Stored entries:
* * * * * * *

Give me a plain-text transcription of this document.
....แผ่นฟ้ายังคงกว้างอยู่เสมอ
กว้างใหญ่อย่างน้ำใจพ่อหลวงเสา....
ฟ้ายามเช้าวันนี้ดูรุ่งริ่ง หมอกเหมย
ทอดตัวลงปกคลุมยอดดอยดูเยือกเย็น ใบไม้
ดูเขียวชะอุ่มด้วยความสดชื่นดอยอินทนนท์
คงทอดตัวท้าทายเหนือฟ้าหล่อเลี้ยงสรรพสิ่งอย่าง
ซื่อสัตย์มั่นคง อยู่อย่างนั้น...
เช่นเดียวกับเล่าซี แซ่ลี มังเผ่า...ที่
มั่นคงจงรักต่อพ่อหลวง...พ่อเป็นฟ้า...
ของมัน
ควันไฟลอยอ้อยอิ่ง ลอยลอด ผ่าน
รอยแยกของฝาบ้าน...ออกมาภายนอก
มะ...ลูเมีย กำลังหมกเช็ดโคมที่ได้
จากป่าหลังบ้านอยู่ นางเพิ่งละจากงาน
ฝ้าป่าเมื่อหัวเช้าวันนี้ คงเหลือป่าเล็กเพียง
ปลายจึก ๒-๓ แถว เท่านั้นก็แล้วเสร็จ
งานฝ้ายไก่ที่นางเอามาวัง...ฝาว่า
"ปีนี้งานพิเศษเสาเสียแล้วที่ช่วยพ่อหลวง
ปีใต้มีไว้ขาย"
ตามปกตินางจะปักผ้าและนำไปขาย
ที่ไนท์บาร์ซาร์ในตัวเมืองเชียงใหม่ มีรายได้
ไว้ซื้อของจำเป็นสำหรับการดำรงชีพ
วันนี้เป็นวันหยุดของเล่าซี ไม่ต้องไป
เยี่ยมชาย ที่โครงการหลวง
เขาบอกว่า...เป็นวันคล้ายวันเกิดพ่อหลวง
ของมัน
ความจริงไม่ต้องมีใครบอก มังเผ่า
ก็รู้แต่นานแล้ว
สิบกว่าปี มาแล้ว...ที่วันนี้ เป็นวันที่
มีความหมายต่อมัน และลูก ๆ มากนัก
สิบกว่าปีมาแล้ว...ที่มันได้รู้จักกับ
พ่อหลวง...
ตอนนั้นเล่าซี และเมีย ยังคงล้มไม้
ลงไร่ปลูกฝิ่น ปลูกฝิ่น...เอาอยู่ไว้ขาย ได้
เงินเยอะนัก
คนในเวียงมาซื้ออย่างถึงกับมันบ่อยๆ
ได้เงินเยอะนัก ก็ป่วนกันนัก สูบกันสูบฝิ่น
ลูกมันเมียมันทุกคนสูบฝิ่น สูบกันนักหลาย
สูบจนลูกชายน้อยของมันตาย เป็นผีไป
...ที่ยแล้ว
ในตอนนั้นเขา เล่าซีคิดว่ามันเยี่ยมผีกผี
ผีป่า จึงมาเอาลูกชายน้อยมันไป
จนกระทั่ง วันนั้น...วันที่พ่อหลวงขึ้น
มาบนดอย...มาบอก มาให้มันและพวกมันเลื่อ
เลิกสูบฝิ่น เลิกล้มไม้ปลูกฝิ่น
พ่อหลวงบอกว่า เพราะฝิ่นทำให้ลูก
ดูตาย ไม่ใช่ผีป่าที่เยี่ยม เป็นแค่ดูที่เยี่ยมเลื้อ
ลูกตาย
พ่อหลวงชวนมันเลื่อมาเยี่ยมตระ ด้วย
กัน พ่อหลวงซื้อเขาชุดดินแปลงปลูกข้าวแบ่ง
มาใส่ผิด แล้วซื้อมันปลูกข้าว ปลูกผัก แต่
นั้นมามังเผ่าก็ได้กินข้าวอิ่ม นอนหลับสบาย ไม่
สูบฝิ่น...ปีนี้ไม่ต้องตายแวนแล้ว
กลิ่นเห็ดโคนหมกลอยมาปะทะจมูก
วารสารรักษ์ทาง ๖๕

* * * * * * *

◆ Aim of the task ◆
Repeat every entry word for word.

◆ Completed task ◆
Give me a plain-text transcription of this document.
....แผ่นฟ้ายังคงกว้างอยู่เสมอ
กว้างใหญ่อย่างน้ำใจพ่อหลวงเสา....
ฟ้ายามเช้าวันนี้ดูรุ่งริ่ง หมอกเหมย
ทอดตัวลงปกคลุมยอดดอยดูเยือกเย็น ใบไม้
ดูเขียวชะอุ่มด้วยความสดชื่นดอยอินทนนท์
คงทอดตัวท้าทายเหนือฟ้าหล่อเลี้ยงสรรพสิ่งอย่าง
ซื่อสัตย์มั่นคง อยู่อย่างนั้น...
เช่นเดียวกับเล่าซี แซ่ลี มังเผ่า...ที่
มั่นคงจงรักต่อพ่อหลวง...พ่อเป็นฟ้า...
ของมัน
ควันไฟลอยอ้อยอิ่ง ลอยลอด ผ่าน
รอยแยกของฝาบ้าน...ออกมาภายนอก
มะ...ลูเมีย กำลังหมกเช็ดโคมที่ได้
จากป่าหลังบ้านอยู่ นางเพิ่งละจากงาน
ฝ้าป่าเมื่อหัวเช้าวันนี้ คงเหลือป่าเล็กเพียง
ปลายจึก ๒-๓ แถว เท่านั้นก็แล้วเสร็จ
งานฝ้ายไก่ที่นางเอามาวัง...ฝาว่า
"ปีนี้งานพิเศษเสาเสียแล้วที่ช่วยพ่อหลวง
ปีใต้มีไว้ขาย"
ตามปกตินางจะปักผ้าและนำไปขาย
ที่ไนท์บาร์ซาร์ในตัวเมืองเชียงใหม่ มีรายได้
ไว้ซื้อของจำเป็นสำหรับการดำรงชีพ
วันนี้เป็นวันหยุดของเล่าซี ไม่ต้องไป
เยี่ยมชาย ที่โครงการหลวง
เขาบอกว่า...เป็นวันคล้ายวันเกิดพ่อหลวง
ของมัน
ความจริงไม่ต้องมีใครบอก มังเผ่า
ก็รู้แต่นานแล้ว
สิบกว่าปี มาแล้ว...ที่วันนี้ เป็นวันที่
มีความหมายต่อมัน และลูก ๆ มากนัก
สิบกว่าปีมาแล้ว...ที่มันได้รู้จักกับ
พ่อหลวง...
ตอนนั้นเล่าซี และเมีย ยังคงล้มไม้
ลงไร่ปลูกฝิ่น ปลูกฝิ่น...เอาอยู่ไว้ขาย ได้
เงินเยอะนัก
คนในเวียงมาซื้ออย่างถึงกับมันบ่อยๆ
ได้เงินเยอะนัก ก็ป่วนกันนัก สูบกันสูบฝิ่น
ลูกมันเมียมันทุกคนสูบฝิ่น สูบกันนักหลาย
สูบจนลูกชายน้อยของมันตาย เป็นผีไป
...ที่ยแล้ว
ในตอนนั้นเขา เล่าซีคิดว่ามันเยี่ยมผีกผี
ผีป่า จึงมาเอาลูกชายน้อยมันไป
จนกระทั่ง วันนั้น...วันที่พ่อหลวงขึ้น
มาบนดอย...มาบอก มาให้มันและพวกมันเลื่อ
เลิกสูบฝิ่น เลิกล้มไม้ปลูกฝิ่น
พ่อหลวงบอกว่า เพราะฝิ่นทำให้ลูก
ดูตาย ไม่ใช่ผีป่าที่เยี่ยม เป็นแค่ดูที่เยี่ยมเลื้อ
ลูกตาย
พ่อหลวงชวนมันเลื่อมาเยี่ยมตระ ด้วย
กัน พ่อหลวงซื้อเขาชุดดินแปลงปลูกข้าวแบ่ง
มาใส่ผิด แล้วซื้อมันปลูกข้าว ปลูกผัก แต่
นั้นมามังเผ่าก็ได้กินข้าวอิ่ม นอนหลับสบาย ไม่
สูบฝิ่น...ปีนี้ไม่ต้องตายแวนแล้ว
กลิ่นเห็ดโคนหมกลอยมาปะทะจมูก
วารสารรักษ์ทาง ๖๕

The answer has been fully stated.